━━━ STORED RECORDS

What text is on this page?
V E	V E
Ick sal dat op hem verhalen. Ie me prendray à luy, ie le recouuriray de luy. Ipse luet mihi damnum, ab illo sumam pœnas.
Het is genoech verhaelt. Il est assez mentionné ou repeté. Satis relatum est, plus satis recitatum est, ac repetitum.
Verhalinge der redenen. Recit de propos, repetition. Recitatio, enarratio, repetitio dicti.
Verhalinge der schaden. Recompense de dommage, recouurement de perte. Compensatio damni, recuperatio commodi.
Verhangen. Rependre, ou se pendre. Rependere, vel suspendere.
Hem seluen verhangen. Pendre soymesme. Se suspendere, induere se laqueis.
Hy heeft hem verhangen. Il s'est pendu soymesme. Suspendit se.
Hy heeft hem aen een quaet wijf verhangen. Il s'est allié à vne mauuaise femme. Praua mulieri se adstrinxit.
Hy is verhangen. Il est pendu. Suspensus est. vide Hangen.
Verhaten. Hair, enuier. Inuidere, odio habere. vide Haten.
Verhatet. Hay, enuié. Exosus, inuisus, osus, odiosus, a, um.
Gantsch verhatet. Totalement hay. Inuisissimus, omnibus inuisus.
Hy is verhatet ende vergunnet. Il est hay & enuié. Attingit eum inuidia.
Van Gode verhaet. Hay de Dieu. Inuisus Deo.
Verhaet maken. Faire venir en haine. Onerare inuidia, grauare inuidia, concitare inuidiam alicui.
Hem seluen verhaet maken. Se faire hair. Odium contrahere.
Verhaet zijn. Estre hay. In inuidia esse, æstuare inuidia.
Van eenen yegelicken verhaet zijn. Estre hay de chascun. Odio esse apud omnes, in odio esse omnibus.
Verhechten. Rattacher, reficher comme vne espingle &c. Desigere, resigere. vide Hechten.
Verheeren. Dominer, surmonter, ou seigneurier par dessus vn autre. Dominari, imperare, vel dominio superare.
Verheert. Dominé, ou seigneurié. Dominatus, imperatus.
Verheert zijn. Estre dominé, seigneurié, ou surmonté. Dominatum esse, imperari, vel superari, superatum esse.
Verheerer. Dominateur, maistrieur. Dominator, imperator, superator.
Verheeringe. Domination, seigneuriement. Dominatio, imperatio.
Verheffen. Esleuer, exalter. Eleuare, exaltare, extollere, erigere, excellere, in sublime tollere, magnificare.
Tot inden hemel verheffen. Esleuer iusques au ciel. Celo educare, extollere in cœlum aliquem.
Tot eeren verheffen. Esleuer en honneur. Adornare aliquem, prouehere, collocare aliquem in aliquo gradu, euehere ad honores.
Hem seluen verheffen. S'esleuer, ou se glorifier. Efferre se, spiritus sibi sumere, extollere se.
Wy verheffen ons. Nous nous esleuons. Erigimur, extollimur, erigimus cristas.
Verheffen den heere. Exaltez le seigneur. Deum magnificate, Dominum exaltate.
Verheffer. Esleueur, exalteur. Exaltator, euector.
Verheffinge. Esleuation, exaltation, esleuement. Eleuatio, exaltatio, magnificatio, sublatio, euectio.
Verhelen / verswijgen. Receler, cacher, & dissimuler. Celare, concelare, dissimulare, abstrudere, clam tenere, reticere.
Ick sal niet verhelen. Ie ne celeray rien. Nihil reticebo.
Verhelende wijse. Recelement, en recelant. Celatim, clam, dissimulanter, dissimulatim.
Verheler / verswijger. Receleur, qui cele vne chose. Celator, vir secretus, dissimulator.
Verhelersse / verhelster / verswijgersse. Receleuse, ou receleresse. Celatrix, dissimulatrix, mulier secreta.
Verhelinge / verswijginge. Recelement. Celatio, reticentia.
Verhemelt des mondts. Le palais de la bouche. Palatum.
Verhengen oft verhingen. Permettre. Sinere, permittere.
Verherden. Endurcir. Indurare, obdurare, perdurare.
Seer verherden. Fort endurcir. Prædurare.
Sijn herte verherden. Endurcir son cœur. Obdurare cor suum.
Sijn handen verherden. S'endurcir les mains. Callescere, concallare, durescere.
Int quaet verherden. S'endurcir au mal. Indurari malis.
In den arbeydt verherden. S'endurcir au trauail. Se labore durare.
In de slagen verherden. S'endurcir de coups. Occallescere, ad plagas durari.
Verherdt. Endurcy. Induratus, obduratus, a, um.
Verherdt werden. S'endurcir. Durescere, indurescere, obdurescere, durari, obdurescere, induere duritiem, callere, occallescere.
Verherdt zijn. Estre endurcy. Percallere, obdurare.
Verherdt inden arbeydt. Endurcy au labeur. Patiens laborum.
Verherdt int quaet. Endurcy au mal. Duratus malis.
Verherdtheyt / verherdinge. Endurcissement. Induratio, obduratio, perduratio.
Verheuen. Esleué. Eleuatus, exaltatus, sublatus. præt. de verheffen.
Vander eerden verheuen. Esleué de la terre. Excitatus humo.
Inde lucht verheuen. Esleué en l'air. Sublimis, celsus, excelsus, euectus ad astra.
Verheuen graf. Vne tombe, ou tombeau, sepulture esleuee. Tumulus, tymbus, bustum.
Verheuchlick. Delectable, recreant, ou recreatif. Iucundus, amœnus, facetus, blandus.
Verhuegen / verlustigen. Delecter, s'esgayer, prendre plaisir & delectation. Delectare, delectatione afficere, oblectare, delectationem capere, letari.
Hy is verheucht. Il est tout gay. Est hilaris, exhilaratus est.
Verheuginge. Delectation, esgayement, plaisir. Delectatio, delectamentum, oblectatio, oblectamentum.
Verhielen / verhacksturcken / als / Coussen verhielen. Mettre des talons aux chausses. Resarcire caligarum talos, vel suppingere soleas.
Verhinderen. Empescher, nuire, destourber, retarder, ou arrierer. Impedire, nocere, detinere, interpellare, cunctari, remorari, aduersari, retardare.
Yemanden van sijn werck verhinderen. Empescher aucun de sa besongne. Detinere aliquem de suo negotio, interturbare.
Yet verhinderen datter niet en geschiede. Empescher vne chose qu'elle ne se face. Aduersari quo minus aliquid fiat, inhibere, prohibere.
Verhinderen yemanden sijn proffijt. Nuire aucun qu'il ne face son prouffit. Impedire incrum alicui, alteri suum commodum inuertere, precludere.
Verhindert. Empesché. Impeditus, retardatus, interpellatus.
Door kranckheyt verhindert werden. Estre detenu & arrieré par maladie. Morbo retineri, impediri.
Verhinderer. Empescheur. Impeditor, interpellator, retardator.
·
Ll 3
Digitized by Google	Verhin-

━━━━━━

**WHAT IS NEEDED:** Read the data above and pull out each line that holds the string "clam".

**THE RESPONSE:**
Verhelen / verswijgen. Receler, cacher, & dissimuler. Celare, concelare, dissimulare, abstrudere, clam tenere, reticere.
Verhelende wijse. Recelement, en recelant. Celatim, clam, dissimulanter, dissimulatim.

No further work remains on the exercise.